PROBLEM DETAILS:
Return the entries below verbatim. Pictures stay out.

RECORDS:
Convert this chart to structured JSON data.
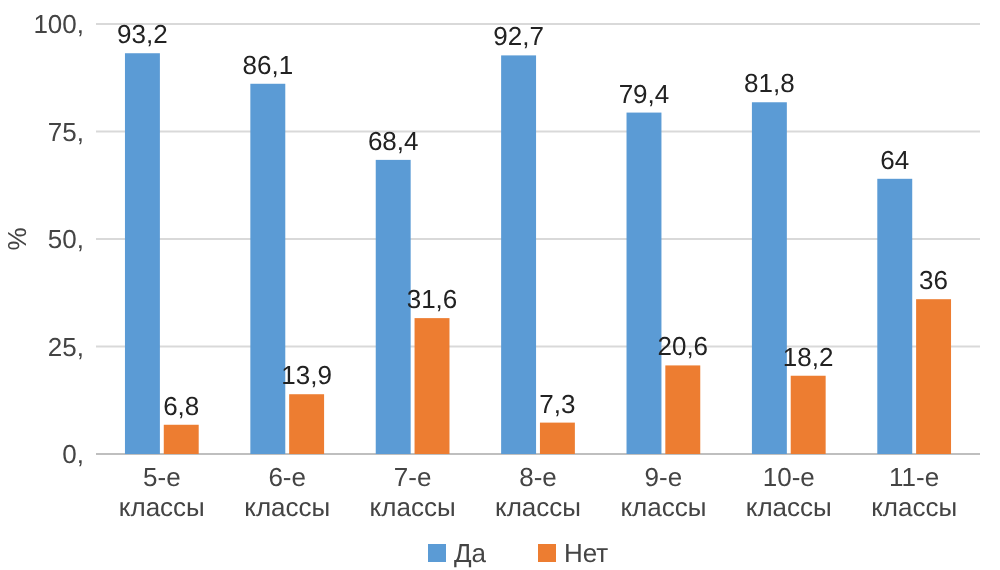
{
  "chart_data": {
    "type": "bar",
    "ylabel": "%",
    "categories": [
      "5-е классы",
      "6-е классы",
      "7-е классы",
      "8-е классы",
      "9-е классы",
      "10-е классы",
      "11-е классы"
    ],
    "series": [
      {
        "name": "Да",
        "color": "#5b9bd5",
        "values": [
          93.2,
          86.1,
          68.4,
          92.7,
          79.4,
          81.8,
          64
        ],
        "value_labels": [
          "93,2",
          "86,1",
          "68,4",
          "92,7",
          "79,4",
          "81,8",
          "64"
        ]
      },
      {
        "name": "Нет",
        "color": "#ed7d31",
        "values": [
          6.8,
          13.9,
          31.6,
          7.3,
          20.6,
          18.2,
          36
        ],
        "value_labels": [
          "6,8",
          "13,9",
          "31,6",
          "7,3",
          "20,6",
          "18,2",
          "36"
        ]
      }
    ],
    "ylim": [
      0,
      100
    ],
    "yticks": [
      {
        "value": 0,
        "label": "0,"
      },
      {
        "value": 25,
        "label": "25,"
      },
      {
        "value": 50,
        "label": "50,"
      },
      {
        "value": 75,
        "label": "75,"
      },
      {
        "value": 100,
        "label": "100,"
      }
    ],
    "grid": "y",
    "legend": "bottom"
  }
}
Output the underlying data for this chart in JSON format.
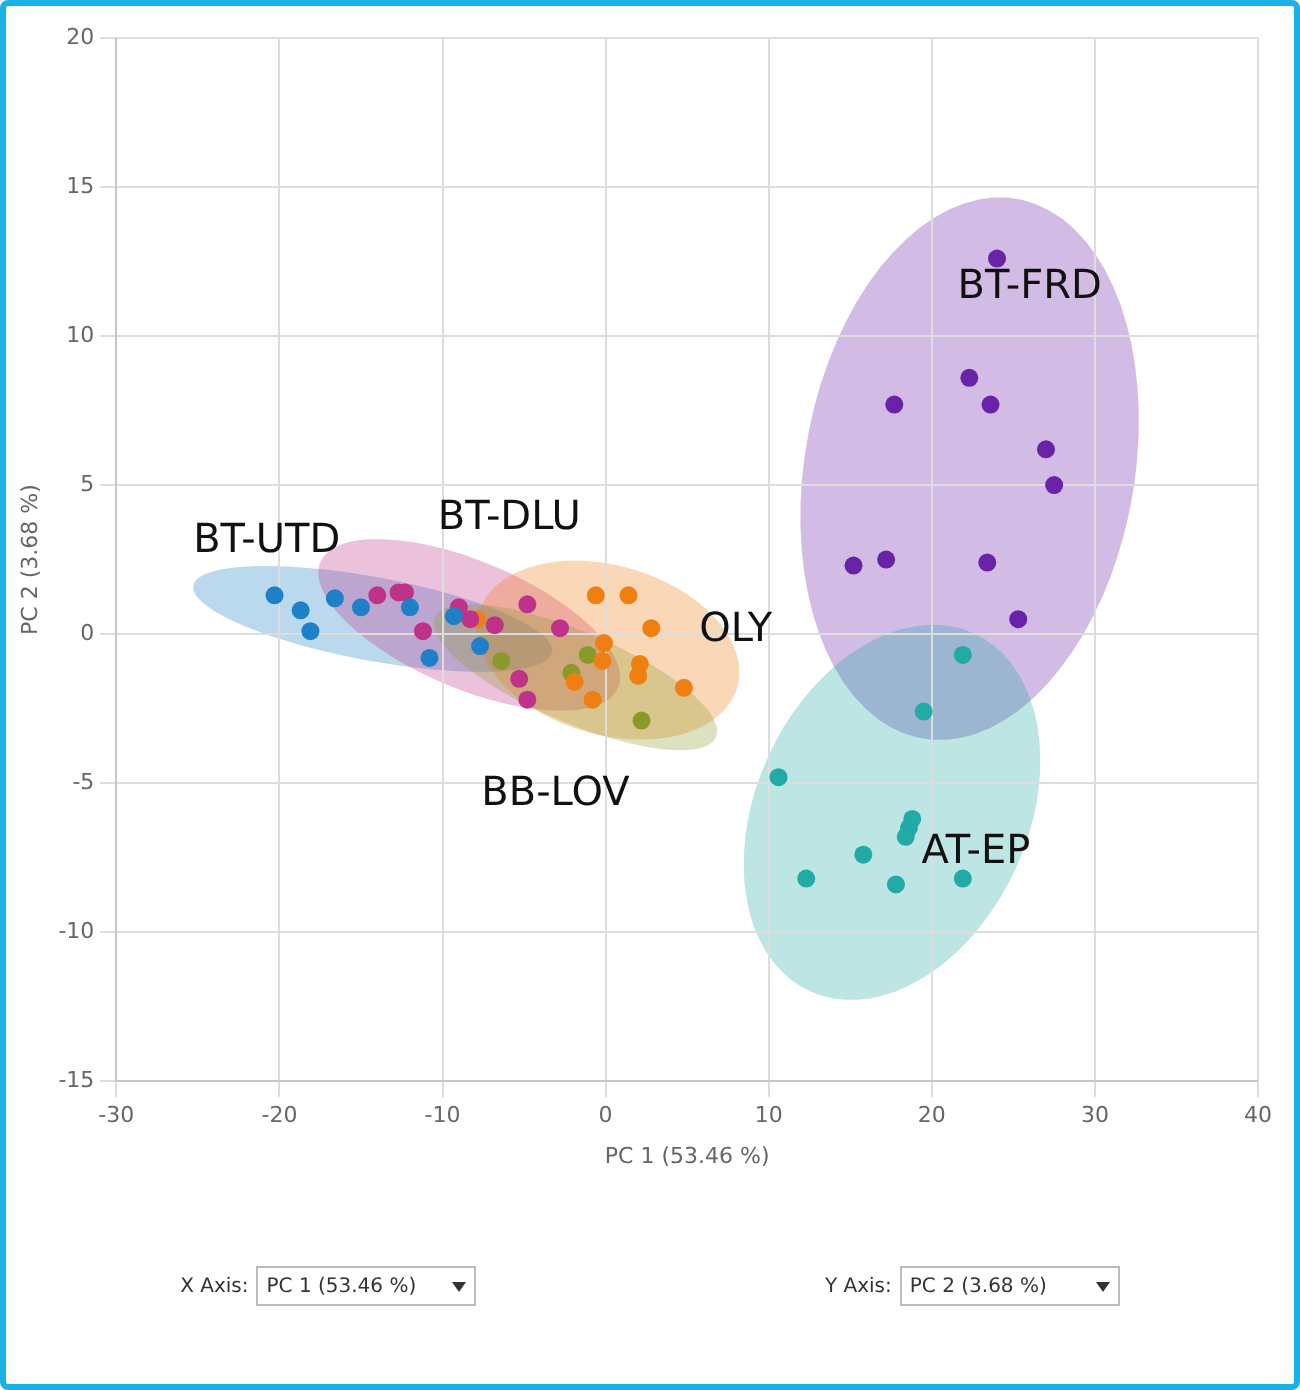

ANSWER:
Convert this chart to structured JSON data.
{
  "chart_data": {
    "type": "bar",
    "ylabel": "%",
    "categories": [
      "5-е классы",
      "6-е классы",
      "7-е классы",
      "8-е классы",
      "9-е классы",
      "10-е классы",
      "11-е классы"
    ],
    "series": [
      {
        "name": "Да",
        "color": "#5b9bd5",
        "values": [
          93.2,
          86.1,
          68.4,
          92.7,
          79.4,
          81.8,
          64
        ],
        "value_labels": [
          "93,2",
          "86,1",
          "68,4",
          "92,7",
          "79,4",
          "81,8",
          "64"
        ]
      },
      {
        "name": "Нет",
        "color": "#ed7d31",
        "values": [
          6.8,
          13.9,
          31.6,
          7.3,
          20.6,
          18.2,
          36
        ],
        "value_labels": [
          "6,8",
          "13,9",
          "31,6",
          "7,3",
          "20,6",
          "18,2",
          "36"
        ]
      }
    ],
    "ylim": [
      0,
      100
    ],
    "yticks": [
      {
        "value": 0,
        "label": "0,"
      },
      {
        "value": 25,
        "label": "25,"
      },
      {
        "value": 50,
        "label": "50,"
      },
      {
        "value": 75,
        "label": "75,"
      },
      {
        "value": 100,
        "label": "100,"
      }
    ],
    "grid": "y",
    "legend": "bottom"
  }
}
Output the underlying data for this chart in JSON format.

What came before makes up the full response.